Extracts from a graphics dataset
◆ ◆ ◆ ◆ ◆ ◆ ◆

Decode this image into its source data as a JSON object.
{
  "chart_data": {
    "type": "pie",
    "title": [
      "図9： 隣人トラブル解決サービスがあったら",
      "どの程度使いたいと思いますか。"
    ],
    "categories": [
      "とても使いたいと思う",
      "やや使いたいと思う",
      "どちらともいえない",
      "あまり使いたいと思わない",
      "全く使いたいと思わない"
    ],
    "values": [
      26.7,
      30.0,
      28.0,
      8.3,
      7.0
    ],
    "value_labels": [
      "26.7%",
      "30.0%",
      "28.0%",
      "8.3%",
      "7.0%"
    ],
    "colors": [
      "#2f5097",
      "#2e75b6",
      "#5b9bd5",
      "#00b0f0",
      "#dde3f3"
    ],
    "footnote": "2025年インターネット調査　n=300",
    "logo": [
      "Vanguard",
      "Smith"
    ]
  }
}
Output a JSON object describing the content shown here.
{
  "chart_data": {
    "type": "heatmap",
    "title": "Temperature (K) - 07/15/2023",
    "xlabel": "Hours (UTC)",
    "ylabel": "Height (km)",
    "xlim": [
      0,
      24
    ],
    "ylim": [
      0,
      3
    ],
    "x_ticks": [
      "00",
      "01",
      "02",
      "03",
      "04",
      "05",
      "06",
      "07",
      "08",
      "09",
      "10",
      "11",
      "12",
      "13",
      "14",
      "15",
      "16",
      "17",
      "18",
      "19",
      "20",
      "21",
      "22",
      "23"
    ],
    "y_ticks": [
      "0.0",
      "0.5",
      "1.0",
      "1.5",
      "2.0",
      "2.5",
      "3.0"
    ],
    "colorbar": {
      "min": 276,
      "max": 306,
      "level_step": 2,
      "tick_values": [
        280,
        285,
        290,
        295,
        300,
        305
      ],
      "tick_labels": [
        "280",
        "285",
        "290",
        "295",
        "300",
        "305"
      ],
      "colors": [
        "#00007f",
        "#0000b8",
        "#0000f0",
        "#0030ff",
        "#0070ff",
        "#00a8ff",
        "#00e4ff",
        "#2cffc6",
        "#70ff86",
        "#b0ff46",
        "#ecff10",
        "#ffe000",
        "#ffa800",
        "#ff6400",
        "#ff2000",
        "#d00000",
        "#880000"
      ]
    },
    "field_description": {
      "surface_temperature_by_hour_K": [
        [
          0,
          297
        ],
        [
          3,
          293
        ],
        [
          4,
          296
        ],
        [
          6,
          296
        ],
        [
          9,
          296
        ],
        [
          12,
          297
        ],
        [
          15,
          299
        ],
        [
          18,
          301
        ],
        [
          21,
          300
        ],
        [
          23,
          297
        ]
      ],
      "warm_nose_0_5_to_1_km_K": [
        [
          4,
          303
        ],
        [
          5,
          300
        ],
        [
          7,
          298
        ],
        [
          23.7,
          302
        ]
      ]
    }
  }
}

◆ ◆ ◆ ◆ ◆ ◆ ◆

**What you will do:** Write out every entry again, keeping each line exactly the same.

**Solution:**
Decode this image into its source data as a JSON object.
{
  "chart_data": {
    "type": "pie",
    "title": [
      "図9： 隣人トラブル解決サービスがあったら",
      "どの程度使いたいと思いますか。"
    ],
    "categories": [
      "とても使いたいと思う",
      "やや使いたいと思う",
      "どちらともいえない",
      "あまり使いたいと思わない",
      "全く使いたいと思わない"
    ],
    "values": [
      26.7,
      30.0,
      28.0,
      8.3,
      7.0
    ],
    "value_labels": [
      "26.7%",
      "30.0%",
      "28.0%",
      "8.3%",
      "7.0%"
    ],
    "colors": [
      "#2f5097",
      "#2e75b6",
      "#5b9bd5",
      "#00b0f0",
      "#dde3f3"
    ],
    "footnote": "2025年インターネット調査　n=300",
    "logo": [
      "Vanguard",
      "Smith"
    ]
  }
}
Output a JSON object describing the content shown here.
{
  "chart_data": {
    "type": "heatmap",
    "title": "Temperature (K) - 07/15/2023",
    "xlabel": "Hours (UTC)",
    "ylabel": "Height (km)",
    "xlim": [
      0,
      24
    ],
    "ylim": [
      0,
      3
    ],
    "x_ticks": [
      "00",
      "01",
      "02",
      "03",
      "04",
      "05",
      "06",
      "07",
      "08",
      "09",
      "10",
      "11",
      "12",
      "13",
      "14",
      "15",
      "16",
      "17",
      "18",
      "19",
      "20",
      "21",
      "22",
      "23"
    ],
    "y_ticks": [
      "0.0",
      "0.5",
      "1.0",
      "1.5",
      "2.0",
      "2.5",
      "3.0"
    ],
    "colorbar": {
      "min": 276,
      "max": 306,
      "level_step": 2,
      "tick_values": [
        280,
        285,
        290,
        295,
        300,
        305
      ],
      "tick_labels": [
        "280",
        "285",
        "290",
        "295",
        "300",
        "305"
      ],
      "colors": [
        "#00007f",
        "#0000b8",
        "#0000f0",
        "#0030ff",
        "#0070ff",
        "#00a8ff",
        "#00e4ff",
        "#2cffc6",
        "#70ff86",
        "#b0ff46",
        "#ecff10",
        "#ffe000",
        "#ffa800",
        "#ff6400",
        "#ff2000",
        "#d00000",
        "#880000"
      ]
    },
    "field_description": {
      "surface_temperature_by_hour_K": [
        [
          0,
          297
        ],
        [
          3,
          293
        ],
        [
          4,
          296
        ],
        [
          6,
          296
        ],
        [
          9,
          296
        ],
        [
          12,
          297
        ],
        [
          15,
          299
        ],
        [
          18,
          301
        ],
        [
          21,
          300
        ],
        [
          23,
          297
        ]
      ],
      "warm_nose_0_5_to_1_km_K": [
        [
          4,
          303
        ],
        [
          5,
          300
        ],
        [
          7,
          298
        ],
        [
          23.7,
          302
        ]
      ]
    }
  }
}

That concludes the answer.